## The request
Without changing a character, return the entries, but not the images they hold.

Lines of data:
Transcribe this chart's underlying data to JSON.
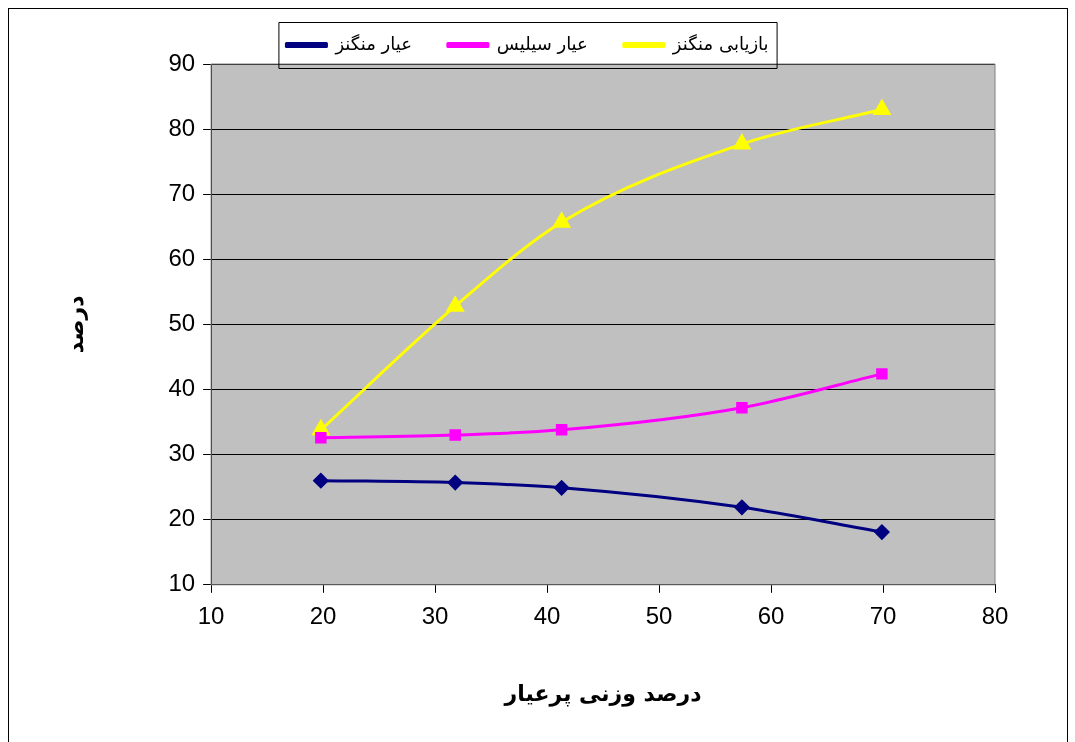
{
  "chart_data": {
    "type": "line",
    "xlabel": "درصد وزنی پرعیار",
    "ylabel": "درصد",
    "xlim": [
      10,
      80
    ],
    "xticks": [
      10,
      20,
      30,
      40,
      50,
      60,
      70,
      80
    ],
    "ylim": [
      10,
      90
    ],
    "yticks": [
      10,
      20,
      30,
      40,
      50,
      60,
      70,
      80,
      90
    ],
    "grid": "y",
    "legend": "top",
    "series": [
      {
        "name": "عیار منگنز",
        "color": "#000080",
        "marker": "diamond",
        "x": [
          19.8,
          31.8,
          41.3,
          57.4,
          69.9
        ],
        "values": [
          26.0,
          25.7,
          24.9,
          21.9,
          18.1
        ]
      },
      {
        "name": "عیار سیلیس",
        "color": "#ff00ff",
        "marker": "square",
        "x": [
          19.8,
          31.8,
          41.3,
          57.4,
          69.9
        ],
        "values": [
          32.6,
          33.0,
          33.8,
          37.2,
          42.4
        ]
      },
      {
        "name": "بازیابی منگنز",
        "color": "#ffff00",
        "marker": "triangle",
        "x": [
          19.8,
          31.8,
          41.3,
          57.4,
          69.9
        ],
        "values": [
          33.8,
          52.8,
          65.7,
          77.7,
          83.0
        ]
      }
    ]
  }
}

## Result for this task
Transcribe this chart's underlying data to JSON.
{
  "chart_data": {
    "type": "line",
    "xlabel": "درصد وزنی پرعیار",
    "ylabel": "درصد",
    "xlim": [
      10,
      80
    ],
    "xticks": [
      10,
      20,
      30,
      40,
      50,
      60,
      70,
      80
    ],
    "ylim": [
      10,
      90
    ],
    "yticks": [
      10,
      20,
      30,
      40,
      50,
      60,
      70,
      80,
      90
    ],
    "grid": "y",
    "legend": "top",
    "series": [
      {
        "name": "عیار منگنز",
        "color": "#000080",
        "marker": "diamond",
        "x": [
          19.8,
          31.8,
          41.3,
          57.4,
          69.9
        ],
        "values": [
          26.0,
          25.7,
          24.9,
          21.9,
          18.1
        ]
      },
      {
        "name": "عیار سیلیس",
        "color": "#ff00ff",
        "marker": "square",
        "x": [
          19.8,
          31.8,
          41.3,
          57.4,
          69.9
        ],
        "values": [
          32.6,
          33.0,
          33.8,
          37.2,
          42.4
        ]
      },
      {
        "name": "بازیابی منگنز",
        "color": "#ffff00",
        "marker": "triangle",
        "x": [
          19.8,
          31.8,
          41.3,
          57.4,
          69.9
        ],
        "values": [
          33.8,
          52.8,
          65.7,
          77.7,
          83.0
        ]
      }
    ]
  }
}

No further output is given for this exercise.